- [Work instructions]: The entries below need to be written out exactly, with no pictures included.

- [Record extracts]:
▼
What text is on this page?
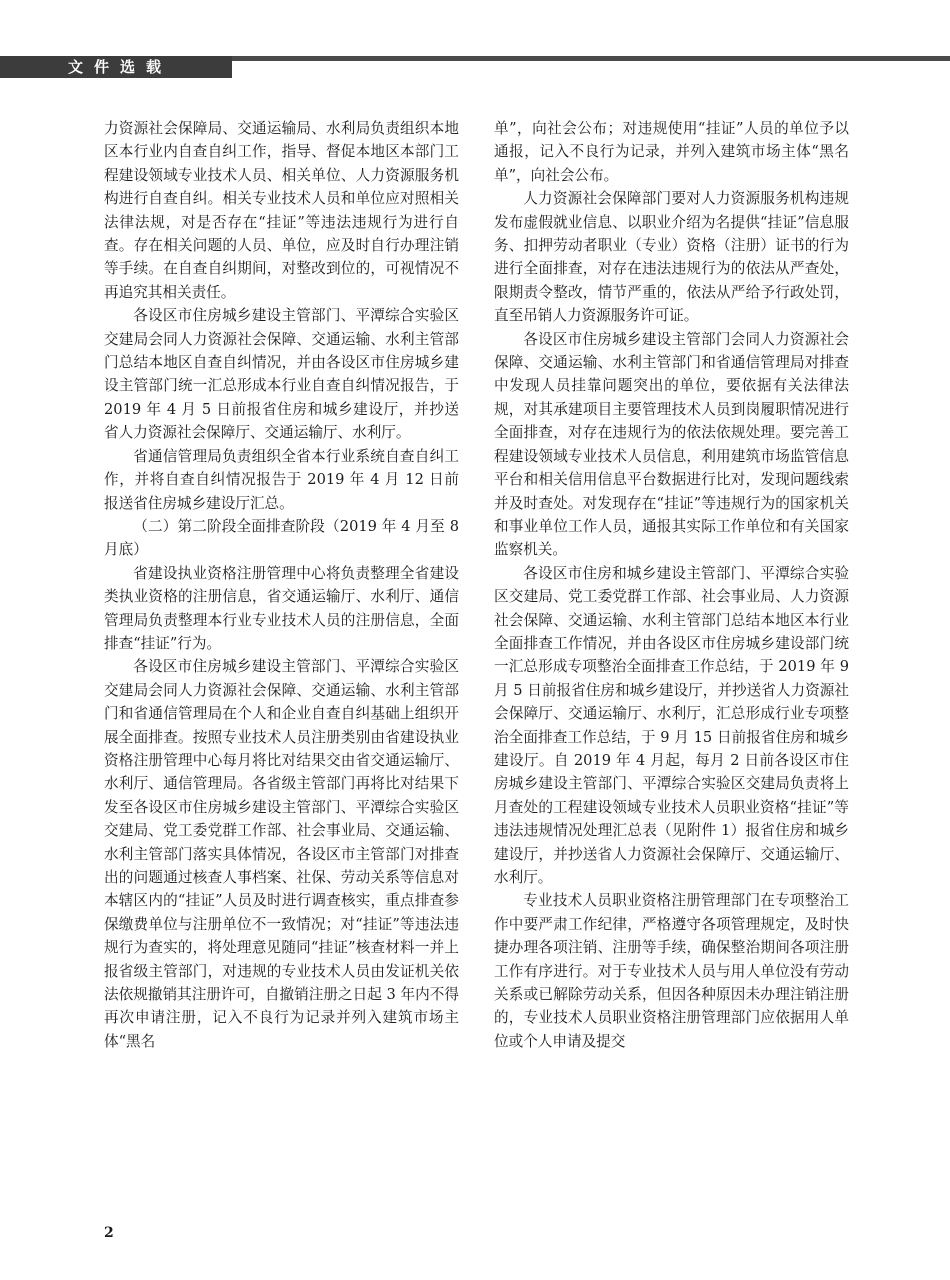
文件选载

力资源社会保障局、交通运输局、水利局负责组织本地区本行业内自查自纠工作，指导、督促本地区本部门工程建设领域专业技术人员、相关单位、人力资源服务机构进行自查自纠。相关专业技术人员和单位应对照相关法律法规，对是否存在“挂证”等违法违规行为进行自查。存在相关问题的人员、单位，应及时自行办理注销等手续。在自查自纠期间，对整改到位的，可视情况不再追究其相关责任。

各设区市住房城乡建设主管部门、平潭综合实验区交建局会同人力资源社会保障、交通运输、水利主管部门总结本地区自查自纠情况，并由各设区市住房城乡建设主管部门统一汇总形成本行业自查自纠情况报告，于 2019 年 4 月 5 日前报省住房和城乡建设厅，并抄送省人力资源社会保障厅、交通运输厅、水利厅。

省通信管理局负责组织全省本行业系统自查自纠工作，并将自查自纠情况报告于 2019 年 4 月 12 日前报送省住房城乡建设厅汇总。

（二）第二阶段全面排查阶段（2019 年 4 月至 8 月底）

省建设执业资格注册管理中心将负责整理全省建设类执业资格的注册信息，省交通运输厅、水利厅、通信管理局负责整理本行业专业技术人员的注册信息，全面排查“挂证”行为。

各设区市住房城乡建设主管部门、平潭综合实验区交建局会同人力资源社会保障、交通运输、水利主管部门和省通信管理局在个人和企业自查自纠基础上组织开展全面排查。按照专业技术人员注册类别由省建设执业资格注册管理中心每月将比对结果交由省交通运输厅、水利厅、通信管理局。各省级主管部门再将比对结果下发至各设区市住房城乡建设主管部门、平潭综合实验区交建局、党工委党群工作部、社会事业局、交通运输、水利主管部门落实具体情况，各设区市主管部门对排查出的问题通过核查人事档案、社保、劳动关系等信息对本辖区内的“挂证”人员及时进行调查核实，重点排查参保缴费单位与注册单位不一致情况；对“挂证”等违法违规行为查实的，将处理意见随同“挂证”核查材料一并上报省级主管部门，对违规的专业技术人员由发证机关依法依规撤销其注册许可，自撤销注册之日起 3 年内不得再次申请注册，记入不良行为记录并列入建筑市场主体“黑名

单”，向社会公布；对违规使用“挂证”人员的单位予以通报，记入不良行为记录，并列入建筑市场主体“黑名单”，向社会公布。

人力资源社会保障部门要对人力资源服务机构违规发布虚假就业信息、以职业介绍为名提供“挂证”信息服务、扣押劳动者职业（专业）资格（注册）证书的行为进行全面排查，对存在违法违规行为的依法从严查处，限期责令整改，情节严重的，依法从严给予行政处罚，直至吊销人力资源服务许可证。

各设区市住房城乡建设主管部门会同人力资源社会保障、交通运输、水利主管部门和省通信管理局对排查中发现人员挂靠问题突出的单位，要依据有关法律法规，对其承建项目主要管理技术人员到岗履职情况进行全面排查，对存在违规行为的依法依规处理。要完善工程建设领域专业技术人员信息，利用建筑市场监管信息平台和相关信用信息平台数据进行比对，发现问题线索并及时查处。对发现存在“挂证”等违规行为的国家机关和事业单位工作人员，通报其实际工作单位和有关国家监察机关。

各设区市住房和城乡建设主管部门、平潭综合实验区交建局、党工委党群工作部、社会事业局、人力资源社会保障、交通运输、水利主管部门总结本地区本行业全面排查工作情况，并由各设区市住房城乡建设部门统一汇总形成专项整治全面排查工作总结，于 2019 年 9 月 5 日前报省住房和城乡建设厅，并抄送省人力资源社会保障厅、交通运输厅、水利厅，汇总形成行业专项整治全面排查工作总结，于 9 月 15 日前报省住房和城乡建设厅。自 2019 年 4 月起，每月 2 日前各设区市住房城乡建设主管部门、平潭综合实验区交建局负责将上月查处的工程建设领域专业技术人员职业资格“挂证”等违法违规情况处理汇总表（见附件 1）报省住房和城乡建设厅，并抄送省人力资源社会保障厅、交通运输厅、水利厅。

专业技术人员职业资格注册管理部门在专项整治工作中要严肃工作纪律，严格遵守各项管理规定，及时快捷办理各项注销、注册等手续，确保整治期间各项注册工作有序进行。对于专业技术人员与用人单位没有劳动关系或已解除劳动关系，但因各种原因未办理注销注册的，专业技术人员职业资格注册管理部门应依据用人单位或个人申请及提交

2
▲
- [Answer for the task]:
What text is on this page?
文件选载

力资源社会保障局、交通运输局、水利局负责组织本地区本行业内自查自纠工作，指导、督促本地区本部门工程建设领域专业技术人员、相关单位、人力资源服务机构进行自查自纠。相关专业技术人员和单位应对照相关法律法规，对是否存在“挂证”等违法违规行为进行自查。存在相关问题的人员、单位，应及时自行办理注销等手续。在自查自纠期间，对整改到位的，可视情况不再追究其相关责任。

各设区市住房城乡建设主管部门、平潭综合实验区交建局会同人力资源社会保障、交通运输、水利主管部门总结本地区自查自纠情况，并由各设区市住房城乡建设主管部门统一汇总形成本行业自查自纠情况报告，于 2019 年 4 月 5 日前报省住房和城乡建设厅，并抄送省人力资源社会保障厅、交通运输厅、水利厅。

省通信管理局负责组织全省本行业系统自查自纠工作，并将自查自纠情况报告于 2019 年 4 月 12 日前报送省住房城乡建设厅汇总。

（二）第二阶段全面排查阶段（2019 年 4 月至 8 月底）

省建设执业资格注册管理中心将负责整理全省建设类执业资格的注册信息，省交通运输厅、水利厅、通信管理局负责整理本行业专业技术人员的注册信息，全面排查“挂证”行为。

各设区市住房城乡建设主管部门、平潭综合实验区交建局会同人力资源社会保障、交通运输、水利主管部门和省通信管理局在个人和企业自查自纠基础上组织开展全面排查。按照专业技术人员注册类别由省建设执业资格注册管理中心每月将比对结果交由省交通运输厅、水利厅、通信管理局。各省级主管部门再将比对结果下发至各设区市住房城乡建设主管部门、平潭综合实验区交建局、党工委党群工作部、社会事业局、交通运输、水利主管部门落实具体情况，各设区市主管部门对排查出的问题通过核查人事档案、社保、劳动关系等信息对本辖区内的“挂证”人员及时进行调查核实，重点排查参保缴费单位与注册单位不一致情况；对“挂证”等违法违规行为查实的，将处理意见随同“挂证”核查材料一并上报省级主管部门，对违规的专业技术人员由发证机关依法依规撤销其注册许可，自撤销注册之日起 3 年内不得再次申请注册，记入不良行为记录并列入建筑市场主体“黑名

单”，向社会公布；对违规使用“挂证”人员的单位予以通报，记入不良行为记录，并列入建筑市场主体“黑名单”，向社会公布。

人力资源社会保障部门要对人力资源服务机构违规发布虚假就业信息、以职业介绍为名提供“挂证”信息服务、扣押劳动者职业（专业）资格（注册）证书的行为进行全面排查，对存在违法违规行为的依法从严查处，限期责令整改，情节严重的，依法从严给予行政处罚，直至吊销人力资源服务许可证。

各设区市住房城乡建设主管部门会同人力资源社会保障、交通运输、水利主管部门和省通信管理局对排查中发现人员挂靠问题突出的单位，要依据有关法律法规，对其承建项目主要管理技术人员到岗履职情况进行全面排查，对存在违规行为的依法依规处理。要完善工程建设领域专业技术人员信息，利用建筑市场监管信息平台和相关信用信息平台数据进行比对，发现问题线索并及时查处。对发现存在“挂证”等违规行为的国家机关和事业单位工作人员，通报其实际工作单位和有关国家监察机关。

各设区市住房和城乡建设主管部门、平潭综合实验区交建局、党工委党群工作部、社会事业局、人力资源社会保障、交通运输、水利主管部门总结本地区本行业全面排查工作情况，并由各设区市住房城乡建设部门统一汇总形成专项整治全面排查工作总结，于 2019 年 9 月 5 日前报省住房和城乡建设厅，并抄送省人力资源社会保障厅、交通运输厅、水利厅，汇总形成行业专项整治全面排查工作总结，于 9 月 15 日前报省住房和城乡建设厅。自 2019 年 4 月起，每月 2 日前各设区市住房城乡建设主管部门、平潭综合实验区交建局负责将上月查处的工程建设领域专业技术人员职业资格“挂证”等违法违规情况处理汇总表（见附件 1）报省住房和城乡建设厅，并抄送省人力资源社会保障厅、交通运输厅、水利厅。

专业技术人员职业资格注册管理部门在专项整治工作中要严肃工作纪律，严格遵守各项管理规定，及时快捷办理各项注销、注册等手续，确保整治期间各项注册工作有序进行。对于专业技术人员与用人单位没有劳动关系或已解除劳动关系，但因各种原因未办理注销注册的，专业技术人员职业资格注册管理部门应依据用人单位或个人申请及提交

2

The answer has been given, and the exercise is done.